[EXERCISE REQUIREMENTS]
Print every entry exactly as written.

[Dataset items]
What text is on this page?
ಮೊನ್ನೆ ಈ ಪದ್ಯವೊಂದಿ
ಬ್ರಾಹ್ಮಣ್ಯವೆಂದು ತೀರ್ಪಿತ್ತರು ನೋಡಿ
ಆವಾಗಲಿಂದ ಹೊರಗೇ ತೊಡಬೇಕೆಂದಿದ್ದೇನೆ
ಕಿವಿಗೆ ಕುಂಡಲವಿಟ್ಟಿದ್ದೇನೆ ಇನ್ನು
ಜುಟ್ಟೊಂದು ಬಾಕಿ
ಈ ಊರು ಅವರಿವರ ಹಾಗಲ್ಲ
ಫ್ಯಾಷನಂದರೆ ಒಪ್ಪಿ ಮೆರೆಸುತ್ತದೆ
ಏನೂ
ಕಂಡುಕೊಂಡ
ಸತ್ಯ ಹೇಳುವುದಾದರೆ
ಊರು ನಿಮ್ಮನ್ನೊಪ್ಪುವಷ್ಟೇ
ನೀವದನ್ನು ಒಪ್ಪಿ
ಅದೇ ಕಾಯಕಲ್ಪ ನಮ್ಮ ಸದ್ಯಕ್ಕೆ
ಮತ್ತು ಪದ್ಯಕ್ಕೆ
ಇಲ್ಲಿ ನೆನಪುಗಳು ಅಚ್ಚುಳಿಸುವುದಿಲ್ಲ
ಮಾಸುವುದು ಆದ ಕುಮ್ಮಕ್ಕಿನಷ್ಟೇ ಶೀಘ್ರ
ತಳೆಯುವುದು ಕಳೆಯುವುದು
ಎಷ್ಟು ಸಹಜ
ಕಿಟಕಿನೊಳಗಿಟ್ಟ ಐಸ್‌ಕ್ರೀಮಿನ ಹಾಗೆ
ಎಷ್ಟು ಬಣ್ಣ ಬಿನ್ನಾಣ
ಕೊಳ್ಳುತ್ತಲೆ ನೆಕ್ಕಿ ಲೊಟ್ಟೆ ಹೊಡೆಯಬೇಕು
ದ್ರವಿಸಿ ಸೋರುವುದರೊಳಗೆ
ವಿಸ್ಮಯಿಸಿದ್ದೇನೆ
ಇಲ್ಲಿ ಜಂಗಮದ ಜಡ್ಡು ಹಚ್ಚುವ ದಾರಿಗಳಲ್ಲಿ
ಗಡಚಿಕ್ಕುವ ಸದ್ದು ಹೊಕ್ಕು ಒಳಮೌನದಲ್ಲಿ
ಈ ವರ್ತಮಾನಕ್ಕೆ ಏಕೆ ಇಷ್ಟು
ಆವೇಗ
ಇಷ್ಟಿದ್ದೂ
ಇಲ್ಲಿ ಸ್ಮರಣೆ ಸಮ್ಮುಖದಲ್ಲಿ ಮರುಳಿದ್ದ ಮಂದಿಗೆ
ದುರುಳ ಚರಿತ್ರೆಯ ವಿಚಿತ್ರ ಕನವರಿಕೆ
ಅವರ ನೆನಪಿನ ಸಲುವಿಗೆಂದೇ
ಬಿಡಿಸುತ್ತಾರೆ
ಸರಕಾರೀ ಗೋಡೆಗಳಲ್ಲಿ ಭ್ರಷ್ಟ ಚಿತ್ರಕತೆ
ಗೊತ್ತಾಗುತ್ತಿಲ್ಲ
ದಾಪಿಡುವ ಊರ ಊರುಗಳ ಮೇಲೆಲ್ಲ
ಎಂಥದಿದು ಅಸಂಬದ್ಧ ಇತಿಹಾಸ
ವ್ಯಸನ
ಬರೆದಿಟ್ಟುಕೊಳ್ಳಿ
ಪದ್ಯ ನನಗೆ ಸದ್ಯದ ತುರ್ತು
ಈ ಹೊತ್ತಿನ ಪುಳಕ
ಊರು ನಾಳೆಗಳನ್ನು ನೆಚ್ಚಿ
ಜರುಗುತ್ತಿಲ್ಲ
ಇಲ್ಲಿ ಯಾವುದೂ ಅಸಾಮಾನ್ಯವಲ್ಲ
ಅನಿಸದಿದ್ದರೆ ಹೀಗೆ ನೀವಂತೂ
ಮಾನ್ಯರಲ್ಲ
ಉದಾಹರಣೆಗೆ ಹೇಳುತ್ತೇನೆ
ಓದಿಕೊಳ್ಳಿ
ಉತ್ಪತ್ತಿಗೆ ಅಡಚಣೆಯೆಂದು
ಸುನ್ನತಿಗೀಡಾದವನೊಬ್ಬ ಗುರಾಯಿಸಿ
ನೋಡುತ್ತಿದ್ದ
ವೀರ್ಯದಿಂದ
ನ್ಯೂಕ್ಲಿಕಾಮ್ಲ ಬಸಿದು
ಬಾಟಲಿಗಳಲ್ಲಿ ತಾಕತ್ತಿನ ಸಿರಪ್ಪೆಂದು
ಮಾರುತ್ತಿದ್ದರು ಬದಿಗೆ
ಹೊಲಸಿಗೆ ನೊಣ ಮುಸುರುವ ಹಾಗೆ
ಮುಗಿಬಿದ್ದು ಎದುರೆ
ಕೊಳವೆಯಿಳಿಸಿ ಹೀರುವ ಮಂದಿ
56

[TASK ANSWER]
What text is on this page?
ಮೊನ್ನೆ ಈ ಪದ್ಯವೊಂದಿ
ಬ್ರಾಹ್ಮಣ್ಯವೆಂದು ತೀರ್ಪಿತ್ತರು ನೋಡಿ
ಆವಾಗಲಿಂದ ಹೊರಗೇ ತೊಡಬೇಕೆಂದಿದ್ದೇನೆ
ಕಿವಿಗೆ ಕುಂಡಲವಿಟ್ಟಿದ್ದೇನೆ ಇನ್ನು
ಜುಟ್ಟೊಂದು ಬಾಕಿ
ಈ ಊರು ಅವರಿವರ ಹಾಗಲ್ಲ
ಫ್ಯಾಷನಂದರೆ ಒಪ್ಪಿ ಮೆರೆಸುತ್ತದೆ
ಏನೂ
ಕಂಡುಕೊಂಡ
ಸತ್ಯ ಹೇಳುವುದಾದರೆ
ಊರು ನಿಮ್ಮನ್ನೊಪ್ಪುವಷ್ಟೇ
ನೀವದನ್ನು ಒಪ್ಪಿ
ಅದೇ ಕಾಯಕಲ್ಪ ನಮ್ಮ ಸದ್ಯಕ್ಕೆ
ಮತ್ತು ಪದ್ಯಕ್ಕೆ
ಇಲ್ಲಿ ನೆನಪುಗಳು ಅಚ್ಚುಳಿಸುವುದಿಲ್ಲ
ಮಾಸುವುದು ಆದ ಕುಮ್ಮಕ್ಕಿನಷ್ಟೇ ಶೀಘ್ರ
ತಳೆಯುವುದು ಕಳೆಯುವುದು
ಎಷ್ಟು ಸಹಜ
ಕಿಟಕಿನೊಳಗಿಟ್ಟ ಐಸ್‌ಕ್ರೀಮಿನ ಹಾಗೆ
ಎಷ್ಟು ಬಣ್ಣ ಬಿನ್ನಾಣ
ಕೊಳ್ಳುತ್ತಲೆ ನೆಕ್ಕಿ ಲೊಟ್ಟೆ ಹೊಡೆಯಬೇಕು
ದ್ರವಿಸಿ ಸೋರುವುದರೊಳಗೆ
ವಿಸ್ಮಯಿಸಿದ್ದೇನೆ
ಇಲ್ಲಿ ಜಂಗಮದ ಜಡ್ಡು ಹಚ್ಚುವ ದಾರಿಗಳಲ್ಲಿ
ಗಡಚಿಕ್ಕುವ ಸದ್ದು ಹೊಕ್ಕು ಒಳಮೌನದಲ್ಲಿ
ಈ ವರ್ತಮಾನಕ್ಕೆ ಏಕೆ ಇಷ್ಟು
ಆವೇಗ
ಇಷ್ಟಿದ್ದೂ
ಇಲ್ಲಿ ಸ್ಮರಣೆ ಸಮ್ಮುಖದಲ್ಲಿ ಮರುಳಿದ್ದ ಮಂದಿಗೆ
ದುರುಳ ಚರಿತ್ರೆಯ ವಿಚಿತ್ರ ಕನವರಿಕೆ
ಅವರ ನೆನಪಿನ ಸಲುವಿಗೆಂದೇ
ಬಿಡಿಸುತ್ತಾರೆ
ಸರಕಾರೀ ಗೋಡೆಗಳಲ್ಲಿ ಭ್ರಷ್ಟ ಚಿತ್ರಕತೆ
ಗೊತ್ತಾಗುತ್ತಿಲ್ಲ
ದಾಪಿಡುವ ಊರ ಊರುಗಳ ಮೇಲೆಲ್ಲ
ಎಂಥದಿದು ಅಸಂಬದ್ಧ ಇತಿಹಾಸ
ವ್ಯಸನ
ಬರೆದಿಟ್ಟುಕೊಳ್ಳಿ
ಪದ್ಯ ನನಗೆ ಸದ್ಯದ ತುರ್ತು
ಈ ಹೊತ್ತಿನ ಪುಳಕ
ಊರು ನಾಳೆಗಳನ್ನು ನೆಚ್ಚಿ
ಜರುಗುತ್ತಿಲ್ಲ
ಇಲ್ಲಿ ಯಾವುದೂ ಅಸಾಮಾನ್ಯವಲ್ಲ
ಅನಿಸದಿದ್ದರೆ ಹೀಗೆ ನೀವಂತೂ
ಮಾನ್ಯರಲ್ಲ
ಉದಾಹರಣೆಗೆ ಹೇಳುತ್ತೇನೆ
ಓದಿಕೊಳ್ಳಿ
ಉತ್ಪತ್ತಿಗೆ ಅಡಚಣೆಯೆಂದು
ಸುನ್ನತಿಗೀಡಾದವನೊಬ್ಬ ಗುರಾಯಿಸಿ
ನೋಡುತ್ತಿದ್ದ
ವೀರ್ಯದಿಂದ
ನ್ಯೂಕ್ಲಿಕಾಮ್ಲ ಬಸಿದು
ಬಾಟಲಿಗಳಲ್ಲಿ ತಾಕತ್ತಿನ ಸಿರಪ್ಪೆಂದು
ಮಾರುತ್ತಿದ್ದರು ಬದಿಗೆ
ಹೊಲಸಿಗೆ ನೊಣ ಮುಸುರುವ ಹಾಗೆ
ಮುಗಿಬಿದ್ದು ಎದುರೆ
ಕೊಳವೆಯಿಳಿಸಿ ಹೀರುವ ಮಂದಿ
56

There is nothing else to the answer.